Stated goal
Lines that hold the word "dash" should be located and copied.

(Saved data entries)
######
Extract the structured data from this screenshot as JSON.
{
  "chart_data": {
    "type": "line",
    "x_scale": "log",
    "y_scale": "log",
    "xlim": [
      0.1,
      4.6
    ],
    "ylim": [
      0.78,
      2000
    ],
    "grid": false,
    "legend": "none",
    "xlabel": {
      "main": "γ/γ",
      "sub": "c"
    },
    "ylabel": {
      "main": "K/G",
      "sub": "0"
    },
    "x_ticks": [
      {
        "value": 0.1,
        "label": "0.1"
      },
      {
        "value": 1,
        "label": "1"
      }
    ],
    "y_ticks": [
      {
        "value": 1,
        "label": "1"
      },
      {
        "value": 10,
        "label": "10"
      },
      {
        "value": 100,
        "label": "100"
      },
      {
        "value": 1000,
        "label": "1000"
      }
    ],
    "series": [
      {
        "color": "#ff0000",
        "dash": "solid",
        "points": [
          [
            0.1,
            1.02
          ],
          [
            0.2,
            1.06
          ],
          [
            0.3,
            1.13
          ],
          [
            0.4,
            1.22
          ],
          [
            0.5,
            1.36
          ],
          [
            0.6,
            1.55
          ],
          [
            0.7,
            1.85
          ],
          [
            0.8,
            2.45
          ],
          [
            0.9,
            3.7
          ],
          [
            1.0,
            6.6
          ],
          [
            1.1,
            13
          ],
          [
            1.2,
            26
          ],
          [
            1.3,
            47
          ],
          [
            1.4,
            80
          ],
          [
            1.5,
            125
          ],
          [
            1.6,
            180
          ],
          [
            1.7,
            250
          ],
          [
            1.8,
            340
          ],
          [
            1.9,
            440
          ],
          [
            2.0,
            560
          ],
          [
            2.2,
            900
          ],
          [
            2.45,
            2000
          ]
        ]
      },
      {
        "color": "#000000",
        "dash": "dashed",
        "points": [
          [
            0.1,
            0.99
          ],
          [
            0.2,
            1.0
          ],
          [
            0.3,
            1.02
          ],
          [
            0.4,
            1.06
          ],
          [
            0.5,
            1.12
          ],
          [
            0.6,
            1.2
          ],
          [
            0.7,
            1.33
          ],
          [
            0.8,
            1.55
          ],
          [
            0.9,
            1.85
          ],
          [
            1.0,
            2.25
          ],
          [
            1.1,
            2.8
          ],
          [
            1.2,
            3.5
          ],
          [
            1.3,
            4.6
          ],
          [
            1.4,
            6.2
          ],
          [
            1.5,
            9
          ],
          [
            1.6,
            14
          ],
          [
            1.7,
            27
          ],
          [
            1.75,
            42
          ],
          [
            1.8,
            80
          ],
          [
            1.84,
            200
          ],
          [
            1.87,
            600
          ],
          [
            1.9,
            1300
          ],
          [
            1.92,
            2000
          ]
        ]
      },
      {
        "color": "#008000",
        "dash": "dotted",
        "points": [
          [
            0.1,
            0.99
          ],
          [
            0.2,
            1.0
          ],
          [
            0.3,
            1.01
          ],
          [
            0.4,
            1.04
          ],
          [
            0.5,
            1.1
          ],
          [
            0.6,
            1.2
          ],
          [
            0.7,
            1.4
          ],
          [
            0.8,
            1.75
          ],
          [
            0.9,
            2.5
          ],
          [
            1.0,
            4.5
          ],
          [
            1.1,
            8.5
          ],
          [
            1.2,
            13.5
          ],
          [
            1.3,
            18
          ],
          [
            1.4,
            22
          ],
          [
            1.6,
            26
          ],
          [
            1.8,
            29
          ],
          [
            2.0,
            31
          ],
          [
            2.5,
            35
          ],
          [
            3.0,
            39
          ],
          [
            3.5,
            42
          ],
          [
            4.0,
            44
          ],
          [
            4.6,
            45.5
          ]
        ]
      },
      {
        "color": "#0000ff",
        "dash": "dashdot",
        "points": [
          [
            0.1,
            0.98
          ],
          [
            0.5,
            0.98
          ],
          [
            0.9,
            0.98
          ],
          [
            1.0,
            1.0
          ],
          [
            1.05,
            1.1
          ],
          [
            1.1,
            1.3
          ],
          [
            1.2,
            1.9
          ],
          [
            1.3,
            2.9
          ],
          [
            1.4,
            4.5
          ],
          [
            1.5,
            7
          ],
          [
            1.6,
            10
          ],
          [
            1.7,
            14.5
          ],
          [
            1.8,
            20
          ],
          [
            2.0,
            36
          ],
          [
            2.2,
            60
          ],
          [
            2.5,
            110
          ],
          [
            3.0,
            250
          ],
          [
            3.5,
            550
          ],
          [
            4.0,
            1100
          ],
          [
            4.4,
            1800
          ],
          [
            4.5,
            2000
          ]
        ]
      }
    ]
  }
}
######
Right answer
        "dash": "solid",
        "dash": "dashed",
        "dash": "dotted",
        "dash": "dashdot",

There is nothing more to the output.